Skip the pictures and extract all of the lines exactly as written.

*** Dataset rows

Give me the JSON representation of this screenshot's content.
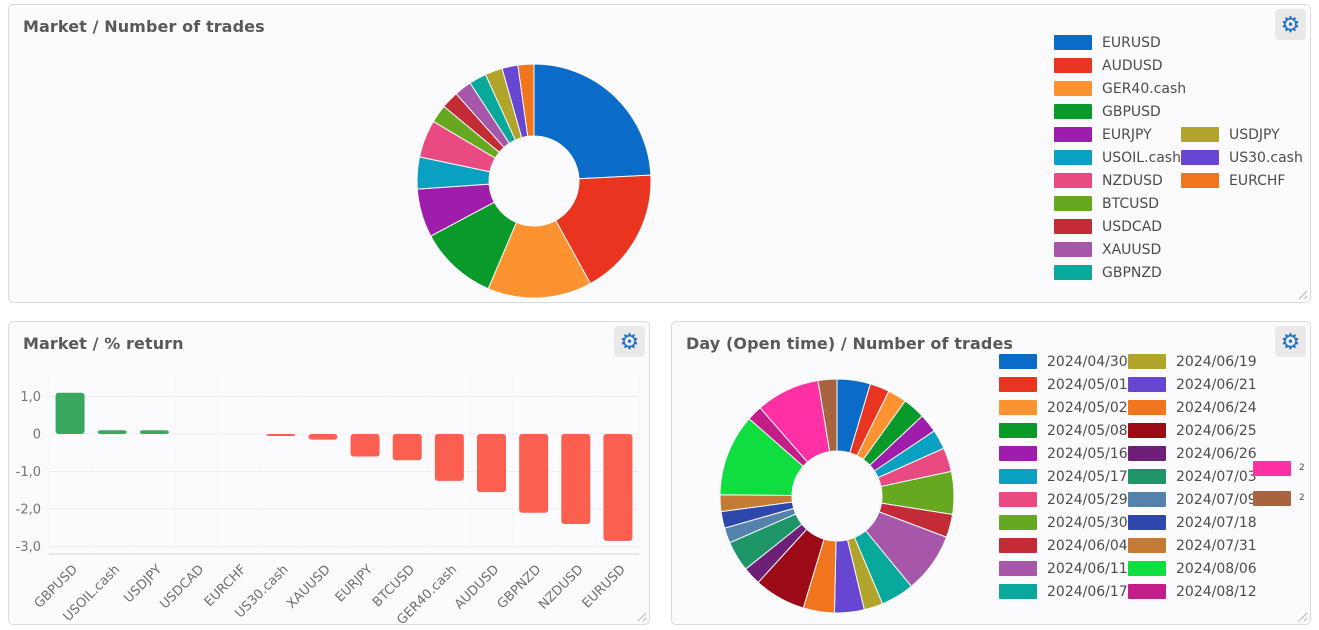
{
  "icons": {
    "gear": "⚙"
  },
  "colors": {
    "panel_background": "#fbfbfd",
    "panel_border": "#d9d9de",
    "title_text": "#595959",
    "legend_text": "#4c4c4c",
    "axis_text": "#757575",
    "gear_icon": "#1d6fc0",
    "gear_button_background": "#e9e9e9"
  },
  "chart_data": [
    {
      "type": "pie",
      "subtype": "donut",
      "title": "Market / Number of trades",
      "legend_position": "right",
      "slices": [
        {
          "label": "EURUSD",
          "value": 24.2,
          "color": "#0a6bc8"
        },
        {
          "label": "AUDUSD",
          "value": 17.8,
          "color": "#e9341f"
        },
        {
          "label": "GER40.cash",
          "value": 14.4,
          "color": "#fd9330"
        },
        {
          "label": "GBPUSD",
          "value": 10.8,
          "color": "#0a9a2a"
        },
        {
          "label": "EURJPY",
          "value": 6.7,
          "color": "#9e1dab"
        },
        {
          "label": "USOIL.cash",
          "value": 4.4,
          "color": "#09a0c2"
        },
        {
          "label": "NZDUSD",
          "value": 5.2,
          "color": "#ea4a82"
        },
        {
          "label": "BTCUSD",
          "value": 2.5,
          "color": "#66a81f"
        },
        {
          "label": "USDCAD",
          "value": 2.4,
          "color": "#c32b36"
        },
        {
          "label": "XAUUSD",
          "value": 2.4,
          "color": "#a757a9"
        },
        {
          "label": "GBPNZD",
          "value": 2.4,
          "color": "#08a89b"
        },
        {
          "label": "USDJPY",
          "value": 2.4,
          "color": "#b1a42b"
        },
        {
          "label": "US30.cash",
          "value": 2.2,
          "color": "#6747d2"
        },
        {
          "label": "EURCHF",
          "value": 2.2,
          "color": "#f0751c"
        }
      ],
      "legend_columns": [
        [
          0,
          1,
          2,
          3,
          4,
          5,
          6,
          7,
          8,
          9,
          10
        ],
        [
          11,
          12,
          13
        ]
      ]
    },
    {
      "type": "bar",
      "title": "Market / % return",
      "categories": [
        "GBPUSD",
        "USOIL.cash",
        "USDJPY",
        "USDCAD",
        "EURCHF",
        "US30.cash",
        "XAUUSD",
        "EURJPY",
        "BTCUSD",
        "GER40.cash",
        "AUDUSD",
        "GBPNZD",
        "NZDUSD",
        "EURUSD"
      ],
      "values": [
        1.1,
        0.1,
        0.1,
        0,
        0,
        -0.05,
        -0.15,
        -0.6,
        -0.7,
        -1.25,
        -1.55,
        -2.1,
        -2.4,
        -2.85
      ],
      "positive_color": "#3aa85c",
      "negative_color": "#fa5f50",
      "ylim": [
        -3.2,
        1.55
      ],
      "grid": true,
      "yticks": [
        {
          "v": 1,
          "label": "1,0"
        },
        {
          "v": 0,
          "label": "0"
        },
        {
          "v": -1,
          "label": "-1,0"
        },
        {
          "v": -2,
          "label": "-2,0"
        },
        {
          "v": -3,
          "label": "-3,0"
        }
      ]
    },
    {
      "type": "pie",
      "subtype": "donut",
      "title": "Day (Open time) / Number of trades",
      "legend_position": "right",
      "slices": [
        {
          "label": "2024/04/30",
          "value": 4.6,
          "color": "#0a6bc8"
        },
        {
          "label": "2024/05/01",
          "value": 2.7,
          "color": "#e9341f"
        },
        {
          "label": "2024/05/02",
          "value": 2.6,
          "color": "#fd9330"
        },
        {
          "label": "2024/05/08",
          "value": 3.1,
          "color": "#0a9a2a"
        },
        {
          "label": "2024/05/16",
          "value": 2.6,
          "color": "#9e1dab"
        },
        {
          "label": "2024/05/17",
          "value": 2.7,
          "color": "#09a0c2"
        },
        {
          "label": "2024/05/29",
          "value": 3.3,
          "color": "#ea4a82"
        },
        {
          "label": "2024/05/30",
          "value": 5.9,
          "color": "#66a81f"
        },
        {
          "label": "2024/06/04",
          "value": 3.2,
          "color": "#c32b36"
        },
        {
          "label": "2024/06/11",
          "value": 8.3,
          "color": "#a757a9"
        },
        {
          "label": "2024/06/17",
          "value": 4.6,
          "color": "#08a89b"
        },
        {
          "label": "2024/06/19",
          "value": 2.6,
          "color": "#b1a42b"
        },
        {
          "label": "2024/06/21",
          "value": 4.1,
          "color": "#6747d2"
        },
        {
          "label": "2024/06/24",
          "value": 4.3,
          "color": "#f0751c"
        },
        {
          "label": "2024/06/25",
          "value": 7.1,
          "color": "#9c0a18"
        },
        {
          "label": "2024/06/26",
          "value": 2.5,
          "color": "#6d2077"
        },
        {
          "label": "2024/07/03",
          "value": 4.2,
          "color": "#1e9566"
        },
        {
          "label": "2024/07/09",
          "value": 2.1,
          "color": "#5581ad"
        },
        {
          "label": "2024/07/18",
          "value": 2.3,
          "color": "#2d47ad"
        },
        {
          "label": "2024/07/31",
          "value": 2.3,
          "color": "#c57a35"
        },
        {
          "label": "2024/08/06",
          "value": 11.3,
          "color": "#10dd40"
        },
        {
          "label": "2024/08/12",
          "value": 2.1,
          "color": "#c41d8a"
        },
        {
          "label": "2",
          "clipped": true,
          "value": 8.8,
          "color": "#ff2fa4"
        },
        {
          "label": "2",
          "clipped": true,
          "value": 2.6,
          "color": "#a8643e"
        }
      ],
      "legend_columns": [
        [
          0,
          1,
          2,
          3,
          4,
          5,
          6,
          7,
          8,
          9,
          10
        ],
        [
          11,
          12,
          13,
          14,
          15,
          16,
          17,
          18,
          19,
          20,
          21
        ],
        [
          22,
          23
        ]
      ]
    }
  ]
}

******

Solution —
Give me the JSON representation of this screenshot's content.
{
  "icons": {
    "gear": "⚙"
  },
  "colors": {
    "panel_background": "#fbfbfd",
    "panel_border": "#d9d9de",
    "title_text": "#595959",
    "legend_text": "#4c4c4c",
    "axis_text": "#757575",
    "gear_icon": "#1d6fc0",
    "gear_button_background": "#e9e9e9"
  },
  "chart_data": [
    {
      "type": "pie",
      "subtype": "donut",
      "title": "Market / Number of trades",
      "legend_position": "right",
      "slices": [
        {
          "label": "EURUSD",
          "value": 24.2,
          "color": "#0a6bc8"
        },
        {
          "label": "AUDUSD",
          "value": 17.8,
          "color": "#e9341f"
        },
        {
          "label": "GER40.cash",
          "value": 14.4,
          "color": "#fd9330"
        },
        {
          "label": "GBPUSD",
          "value": 10.8,
          "color": "#0a9a2a"
        },
        {
          "label": "EURJPY",
          "value": 6.7,
          "color": "#9e1dab"
        },
        {
          "label": "USOIL.cash",
          "value": 4.4,
          "color": "#09a0c2"
        },
        {
          "label": "NZDUSD",
          "value": 5.2,
          "color": "#ea4a82"
        },
        {
          "label": "BTCUSD",
          "value": 2.5,
          "color": "#66a81f"
        },
        {
          "label": "USDCAD",
          "value": 2.4,
          "color": "#c32b36"
        },
        {
          "label": "XAUUSD",
          "value": 2.4,
          "color": "#a757a9"
        },
        {
          "label": "GBPNZD",
          "value": 2.4,
          "color": "#08a89b"
        },
        {
          "label": "USDJPY",
          "value": 2.4,
          "color": "#b1a42b"
        },
        {
          "label": "US30.cash",
          "value": 2.2,
          "color": "#6747d2"
        },
        {
          "label": "EURCHF",
          "value": 2.2,
          "color": "#f0751c"
        }
      ],
      "legend_columns": [
        [
          0,
          1,
          2,
          3,
          4,
          5,
          6,
          7,
          8,
          9,
          10
        ],
        [
          11,
          12,
          13
        ]
      ]
    },
    {
      "type": "bar",
      "title": "Market / % return",
      "categories": [
        "GBPUSD",
        "USOIL.cash",
        "USDJPY",
        "USDCAD",
        "EURCHF",
        "US30.cash",
        "XAUUSD",
        "EURJPY",
        "BTCUSD",
        "GER40.cash",
        "AUDUSD",
        "GBPNZD",
        "NZDUSD",
        "EURUSD"
      ],
      "values": [
        1.1,
        0.1,
        0.1,
        0,
        0,
        -0.05,
        -0.15,
        -0.6,
        -0.7,
        -1.25,
        -1.55,
        -2.1,
        -2.4,
        -2.85
      ],
      "positive_color": "#3aa85c",
      "negative_color": "#fa5f50",
      "ylim": [
        -3.2,
        1.55
      ],
      "grid": true,
      "yticks": [
        {
          "v": 1,
          "label": "1,0"
        },
        {
          "v": 0,
          "label": "0"
        },
        {
          "v": -1,
          "label": "-1,0"
        },
        {
          "v": -2,
          "label": "-2,0"
        },
        {
          "v": -3,
          "label": "-3,0"
        }
      ]
    },
    {
      "type": "pie",
      "subtype": "donut",
      "title": "Day (Open time) / Number of trades",
      "legend_position": "right",
      "slices": [
        {
          "label": "2024/04/30",
          "value": 4.6,
          "color": "#0a6bc8"
        },
        {
          "label": "2024/05/01",
          "value": 2.7,
          "color": "#e9341f"
        },
        {
          "label": "2024/05/02",
          "value": 2.6,
          "color": "#fd9330"
        },
        {
          "label": "2024/05/08",
          "value": 3.1,
          "color": "#0a9a2a"
        },
        {
          "label": "2024/05/16",
          "value": 2.6,
          "color": "#9e1dab"
        },
        {
          "label": "2024/05/17",
          "value": 2.7,
          "color": "#09a0c2"
        },
        {
          "label": "2024/05/29",
          "value": 3.3,
          "color": "#ea4a82"
        },
        {
          "label": "2024/05/30",
          "value": 5.9,
          "color": "#66a81f"
        },
        {
          "label": "2024/06/04",
          "value": 3.2,
          "color": "#c32b36"
        },
        {
          "label": "2024/06/11",
          "value": 8.3,
          "color": "#a757a9"
        },
        {
          "label": "2024/06/17",
          "value": 4.6,
          "color": "#08a89b"
        },
        {
          "label": "2024/06/19",
          "value": 2.6,
          "color": "#b1a42b"
        },
        {
          "label": "2024/06/21",
          "value": 4.1,
          "color": "#6747d2"
        },
        {
          "label": "2024/06/24",
          "value": 4.3,
          "color": "#f0751c"
        },
        {
          "label": "2024/06/25",
          "value": 7.1,
          "color": "#9c0a18"
        },
        {
          "label": "2024/06/26",
          "value": 2.5,
          "color": "#6d2077"
        },
        {
          "label": "2024/07/03",
          "value": 4.2,
          "color": "#1e9566"
        },
        {
          "label": "2024/07/09",
          "value": 2.1,
          "color": "#5581ad"
        },
        {
          "label": "2024/07/18",
          "value": 2.3,
          "color": "#2d47ad"
        },
        {
          "label": "2024/07/31",
          "value": 2.3,
          "color": "#c57a35"
        },
        {
          "label": "2024/08/06",
          "value": 11.3,
          "color": "#10dd40"
        },
        {
          "label": "2024/08/12",
          "value": 2.1,
          "color": "#c41d8a"
        },
        {
          "label": "2",
          "clipped": true,
          "value": 8.8,
          "color": "#ff2fa4"
        },
        {
          "label": "2",
          "clipped": true,
          "value": 2.6,
          "color": "#a8643e"
        }
      ],
      "legend_columns": [
        [
          0,
          1,
          2,
          3,
          4,
          5,
          6,
          7,
          8,
          9,
          10
        ],
        [
          11,
          12,
          13,
          14,
          15,
          16,
          17,
          18,
          19,
          20,
          21
        ],
        [
          22,
          23
        ]
      ]
    }
  ]
}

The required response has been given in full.